> **DATA FOR THIS TASK**:
————
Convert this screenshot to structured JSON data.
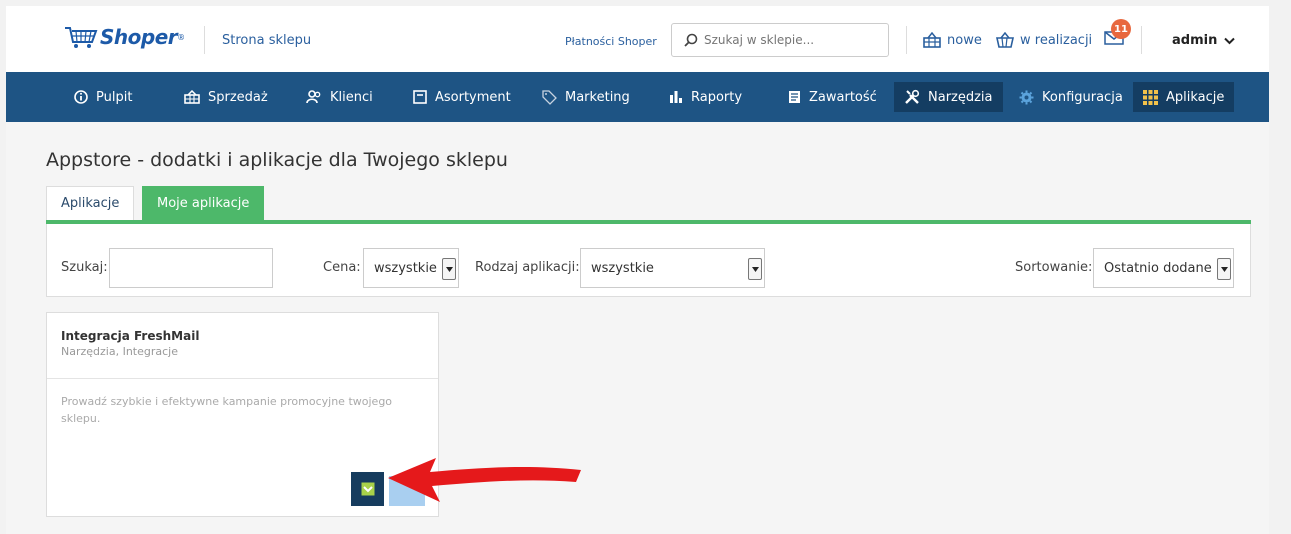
{
  "header": {
    "logo_text": "Shoper",
    "store_link": "Strona sklepu",
    "payments_link": "Płatności Shoper",
    "search_placeholder": "Szukaj w sklepie...",
    "orders_new_label": "nowe",
    "orders_processing_label": "w realizacji",
    "messages_badge": "11",
    "user_name": "admin"
  },
  "nav": {
    "items": [
      {
        "label": "Pulpit",
        "icon": "info-circle-icon"
      },
      {
        "label": "Sprzedaż",
        "icon": "basket-icon"
      },
      {
        "label": "Klienci",
        "icon": "users-icon"
      },
      {
        "label": "Asortyment",
        "icon": "box-icon"
      },
      {
        "label": "Marketing",
        "icon": "tag-icon"
      },
      {
        "label": "Raporty",
        "icon": "bar-chart-icon"
      },
      {
        "label": "Zawartość",
        "icon": "document-icon"
      },
      {
        "label": "Narzędzia",
        "icon": "tools-icon",
        "active": true
      },
      {
        "label": "Konfiguracja",
        "icon": "gear-icon"
      },
      {
        "label": "Aplikacje",
        "icon": "grid-icon",
        "active": true
      }
    ]
  },
  "page": {
    "title": "Appstore - dodatki i aplikacje dla Twojego sklepu",
    "tabs": [
      "Aplikacje",
      "Moje aplikacje"
    ],
    "active_tab": "Moje aplikacje"
  },
  "filters": {
    "search_label": "Szukaj:",
    "search_value": "",
    "price_label": "Cena:",
    "price_value": "wszystkie",
    "type_label": "Rodzaj aplikacji:",
    "type_value": "wszystkie",
    "sort_label": "Sortowanie:",
    "sort_value": "Ostatnio dodane"
  },
  "apps": [
    {
      "title": "Integracja FreshMail",
      "categories": "Narzędzia, Integracje",
      "description": "Prowadź szybkie i efektywne kampanie promocyjne twojego sklepu."
    }
  ],
  "colors": {
    "nav_bg": "#1e5484",
    "nav_active": "#143d62",
    "accent_green": "#4db86a",
    "annotation_arrow": "#e5191b"
  }
}
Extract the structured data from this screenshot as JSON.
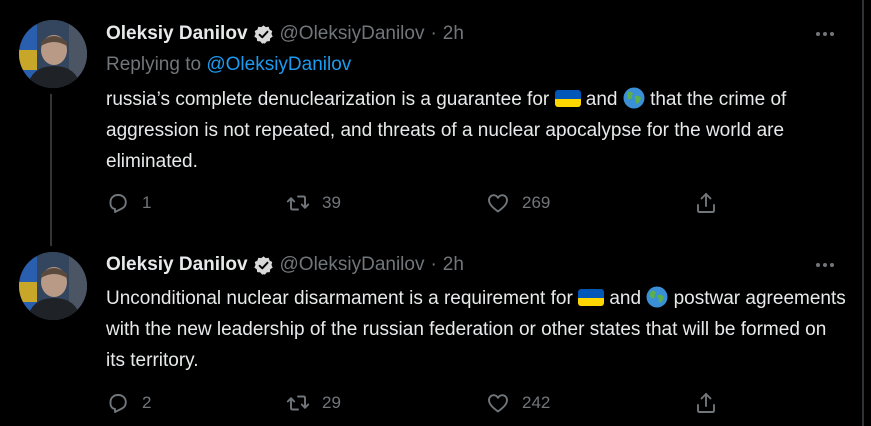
{
  "tweets": [
    {
      "author": {
        "name": "Oleksiy Danilov",
        "handle": "@OleksiyDanilov",
        "separator": "·",
        "time": "2h",
        "verified": true
      },
      "replying": {
        "prefix": "Replying to",
        "mention": "@OleksiyDanilov"
      },
      "text": {
        "part1": "russia’s complete denuclearization is a guarantee for",
        "part2": "and",
        "part3": "that the crime of aggression is not repeated, and threats of a nuclear apocalypse for the world are eliminated."
      },
      "actions": {
        "replies": "1",
        "retweets": "39",
        "likes": "269"
      }
    },
    {
      "author": {
        "name": "Oleksiy Danilov",
        "handle": "@OleksiyDanilov",
        "separator": "·",
        "time": "2h",
        "verified": true
      },
      "text": {
        "part1": "Unconditional nuclear disarmament is a requirement for",
        "part2": "and",
        "part3": "postwar agreements with the new leadership of the russian federation or other states that will be formed on its territory."
      },
      "actions": {
        "replies": "2",
        "retweets": "29",
        "likes": "242"
      }
    }
  ],
  "icons": {
    "verified": "verified-badge-icon",
    "more": "more-options-icon",
    "reply": "reply-icon",
    "retweet": "retweet-icon",
    "like": "heart-icon",
    "share": "share-icon",
    "flag": "ukraine-flag-emoji",
    "globe": "globe-emoji"
  },
  "colors": {
    "background": "#000000",
    "text": "#e7e9ea",
    "secondary": "#71767b",
    "link": "#1d9bf0",
    "flag_blue": "#0057b7",
    "flag_yellow": "#ffd700"
  }
}
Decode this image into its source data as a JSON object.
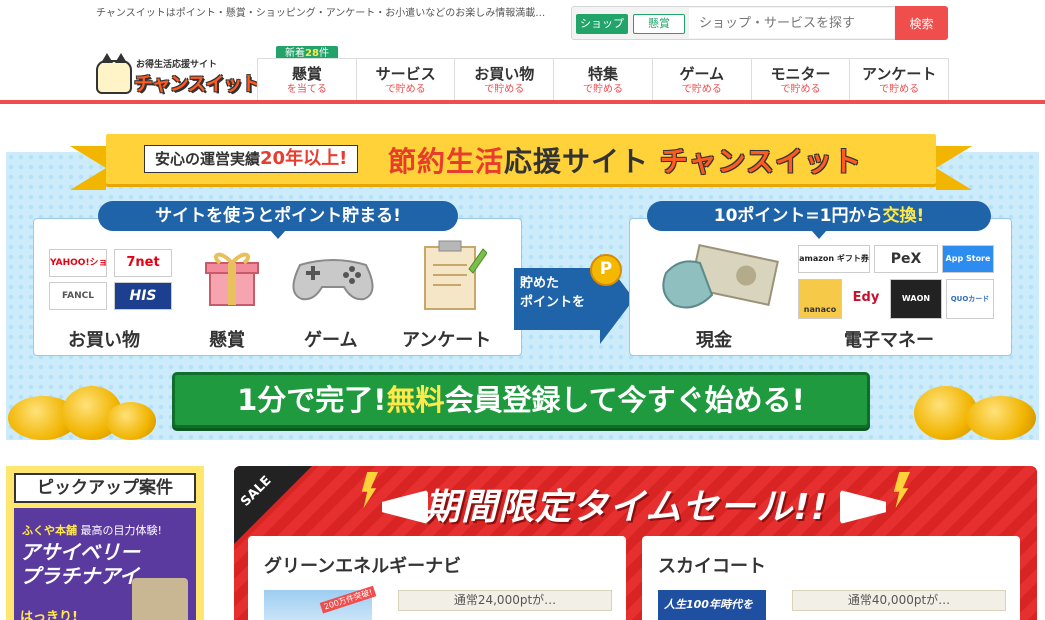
{
  "header": {
    "tagline": "チャンスイットはポイント・懸賞・ショッピング・アンケート・お小遣いなどのお楽しみ情報満載…",
    "logo": {
      "subtitle": "お得生活応援サイト",
      "name": "チャンスイット"
    },
    "search": {
      "tabs": [
        "ショップ",
        "懸賞"
      ],
      "active_tab": "ショップ",
      "placeholder": "ショップ・サービスを探す",
      "button_label": "検索"
    },
    "new_badge": {
      "prefix": "新着",
      "count": "28",
      "suffix": "件"
    },
    "nav": [
      {
        "label": "懸賞",
        "sub": "を当てる"
      },
      {
        "label": "サービス",
        "sub": "で貯める"
      },
      {
        "label": "お買い物",
        "sub": "で貯める"
      },
      {
        "label": "特集",
        "sub": "で貯める"
      },
      {
        "label": "ゲーム",
        "sub": "で貯める"
      },
      {
        "label": "モニター",
        "sub": "で貯める"
      },
      {
        "label": "アンケート",
        "sub": "で貯める"
      }
    ],
    "accent_color": "#f04d4d",
    "brand_green": "#22a36a"
  },
  "hero": {
    "ribbon_box_prefix": "安心の運営実績",
    "ribbon_box_highlight": "20年以上!",
    "ribbon_title_highlight": "節約生活",
    "ribbon_title_rest": "応援サイト",
    "ribbon_logo": "チャンスイット",
    "left_pill": "サイトを使うとポイント貯まる!",
    "right_pill_prefix": "10ポイント=1円から",
    "right_pill_highlight": "交換!",
    "arrow_line1": "貯めた",
    "arrow_line2": "ポイントを",
    "coin_letter": "P",
    "shop_logos": [
      "YAHOO!ショッピング",
      "7net",
      "FANCL",
      "HIS"
    ],
    "categories": [
      "お買い物",
      "懸賞",
      "ゲーム",
      "アンケート"
    ],
    "exchange_logos": [
      "amazon ギフト券",
      "PeX",
      "App Store",
      "nanaco",
      "Edy",
      "WAON",
      "QUOカード"
    ],
    "exchange_labels": [
      "現金",
      "電子マネー"
    ],
    "cta_prefix": "1分で完了!",
    "cta_highlight": "無料",
    "cta_rest": "会員登録して今すぐ始める!"
  },
  "pickup": {
    "title": "ピックアップ案件",
    "card_brand": "ふくや本舗",
    "card_tagline": "最高の目力体験!",
    "card_name_line1": "アサイベリー",
    "card_name_line2": "プラチナアイ",
    "card_footer": "はっきり!"
  },
  "sale": {
    "corner_label": "SALE",
    "title": "期間限定タイムセール!!",
    "cards": [
      {
        "name": "グリーンエネルギーナビ",
        "normal": "通常24,000ptが…",
        "thumb_tag": "200万件突破!",
        "thumb_text": ""
      },
      {
        "name": "スカイコート",
        "normal": "通常40,000ptが…",
        "thumb_tag": "",
        "thumb_text": "人生100年時代を"
      }
    ]
  }
}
————
> **WORK TO DO**: Reproduce the full listing above verbatim, with no pictures included.

> **PROBLEM SOLUTION**:
Convert this screenshot to structured JSON data.
{
  "header": {
    "logo_text": "Shoper",
    "store_link": "Strona sklepu",
    "payments_link": "Płatności Shoper",
    "search_placeholder": "Szukaj w sklepie...",
    "orders_new_label": "nowe",
    "orders_processing_label": "w realizacji",
    "messages_badge": "11",
    "user_name": "admin"
  },
  "nav": {
    "items": [
      {
        "label": "Pulpit",
        "icon": "info-circle-icon"
      },
      {
        "label": "Sprzedaż",
        "icon": "basket-icon"
      },
      {
        "label": "Klienci",
        "icon": "users-icon"
      },
      {
        "label": "Asortyment",
        "icon": "box-icon"
      },
      {
        "label": "Marketing",
        "icon": "tag-icon"
      },
      {
        "label": "Raporty",
        "icon": "bar-chart-icon"
      },
      {
        "label": "Zawartość",
        "icon": "document-icon"
      },
      {
        "label": "Narzędzia",
        "icon": "tools-icon",
        "active": true
      },
      {
        "label": "Konfiguracja",
        "icon": "gear-icon"
      },
      {
        "label": "Aplikacje",
        "icon": "grid-icon",
        "active": true
      }
    ]
  },
  "page": {
    "title": "Appstore - dodatki i aplikacje dla Twojego sklepu",
    "tabs": [
      "Aplikacje",
      "Moje aplikacje"
    ],
    "active_tab": "Moje aplikacje"
  },
  "filters": {
    "search_label": "Szukaj:",
    "search_value": "",
    "price_label": "Cena:",
    "price_value": "wszystkie",
    "type_label": "Rodzaj aplikacji:",
    "type_value": "wszystkie",
    "sort_label": "Sortowanie:",
    "sort_value": "Ostatnio dodane"
  },
  "apps": [
    {
      "title": "Integracja FreshMail",
      "categories": "Narzędzia, Integracje",
      "description": "Prowadź szybkie i efektywne kampanie promocyjne twojego sklepu."
    }
  ],
  "colors": {
    "nav_bg": "#1e5484",
    "nav_active": "#143d62",
    "accent_green": "#4db86a",
    "annotation_arrow": "#e5191b"
  }
}
Extract the structured data from this screenshot as JSON.
{
  "tweets": [
    {
      "author": {
        "name": "Oleksiy Danilov",
        "handle": "@OleksiyDanilov",
        "separator": "·",
        "time": "2h",
        "verified": true
      },
      "replying": {
        "prefix": "Replying to",
        "mention": "@OleksiyDanilov"
      },
      "text": {
        "part1": "russia’s complete denuclearization is a guarantee for",
        "part2": "and",
        "part3": "that the crime of aggression is not repeated, and threats of a nuclear apocalypse for the world are eliminated."
      },
      "actions": {
        "replies": "1",
        "retweets": "39",
        "likes": "269"
      }
    },
    {
      "author": {
        "name": "Oleksiy Danilov",
        "handle": "@OleksiyDanilov",
        "separator": "·",
        "time": "2h",
        "verified": true
      },
      "text": {
        "part1": "Unconditional nuclear disarmament is a requirement for",
        "part2": "and",
        "part3": "postwar agreements with the new leadership of the russian federation or other states that will be formed on its territory."
      },
      "actions": {
        "replies": "2",
        "retweets": "29",
        "likes": "242"
      }
    }
  ],
  "icons": {
    "verified": "verified-badge-icon",
    "more": "more-options-icon",
    "reply": "reply-icon",
    "retweet": "retweet-icon",
    "like": "heart-icon",
    "share": "share-icon",
    "flag": "ukraine-flag-emoji",
    "globe": "globe-emoji"
  },
  "colors": {
    "background": "#000000",
    "text": "#e7e9ea",
    "secondary": "#71767b",
    "link": "#1d9bf0",
    "flag_blue": "#0057b7",
    "flag_yellow": "#ffd700"
  }
}
Decode this image into its source data as a JSON object.
{
  "header": {
    "tagline": "チャンスイットはポイント・懸賞・ショッピング・アンケート・お小遣いなどのお楽しみ情報満載…",
    "logo": {
      "subtitle": "お得生活応援サイト",
      "name": "チャンスイット"
    },
    "search": {
      "tabs": [
        "ショップ",
        "懸賞"
      ],
      "active_tab": "ショップ",
      "placeholder": "ショップ・サービスを探す",
      "button_label": "検索"
    },
    "new_badge": {
      "prefix": "新着",
      "count": "28",
      "suffix": "件"
    },
    "nav": [
      {
        "label": "懸賞",
        "sub": "を当てる"
      },
      {
        "label": "サービス",
        "sub": "で貯める"
      },
      {
        "label": "お買い物",
        "sub": "で貯める"
      },
      {
        "label": "特集",
        "sub": "で貯める"
      },
      {
        "label": "ゲーム",
        "sub": "で貯める"
      },
      {
        "label": "モニター",
        "sub": "で貯める"
      },
      {
        "label": "アンケート",
        "sub": "で貯める"
      }
    ],
    "accent_color": "#f04d4d",
    "brand_green": "#22a36a"
  },
  "hero": {
    "ribbon_box_prefix": "安心の運営実績",
    "ribbon_box_highlight": "20年以上!",
    "ribbon_title_highlight": "節約生活",
    "ribbon_title_rest": "応援サイト",
    "ribbon_logo": "チャンスイット",
    "left_pill": "サイトを使うとポイント貯まる!",
    "right_pill_prefix": "10ポイント=1円から",
    "right_pill_highlight": "交換!",
    "arrow_line1": "貯めた",
    "arrow_line2": "ポイントを",
    "coin_letter": "P",
    "shop_logos": [
      "YAHOO!ショッピング",
      "7net",
      "FANCL",
      "HIS"
    ],
    "categories": [
      "お買い物",
      "懸賞",
      "ゲーム",
      "アンケート"
    ],
    "exchange_logos": [
      "amazon ギフト券",
      "PeX",
      "App Store",
      "nanaco",
      "Edy",
      "WAON",
      "QUOカード"
    ],
    "exchange_labels": [
      "現金",
      "電子マネー"
    ],
    "cta_prefix": "1分で完了!",
    "cta_highlight": "無料",
    "cta_rest": "会員登録して今すぐ始める!"
  },
  "pickup": {
    "title": "ピックアップ案件",
    "card_brand": "ふくや本舗",
    "card_tagline": "最高の目力体験!",
    "card_name_line1": "アサイベリー",
    "card_name_line2": "プラチナアイ",
    "card_footer": "はっきり!"
  },
  "sale": {
    "corner_label": "SALE",
    "title": "期間限定タイムセール!!",
    "cards": [
      {
        "name": "グリーンエネルギーナビ",
        "normal": "通常24,000ptが…",
        "thumb_tag": "200万件突破!",
        "thumb_text": ""
      },
      {
        "name": "スカイコート",
        "normal": "通常40,000ptが…",
        "thumb_tag": "",
        "thumb_text": "人生100年時代を"
      }
    ]
  }
}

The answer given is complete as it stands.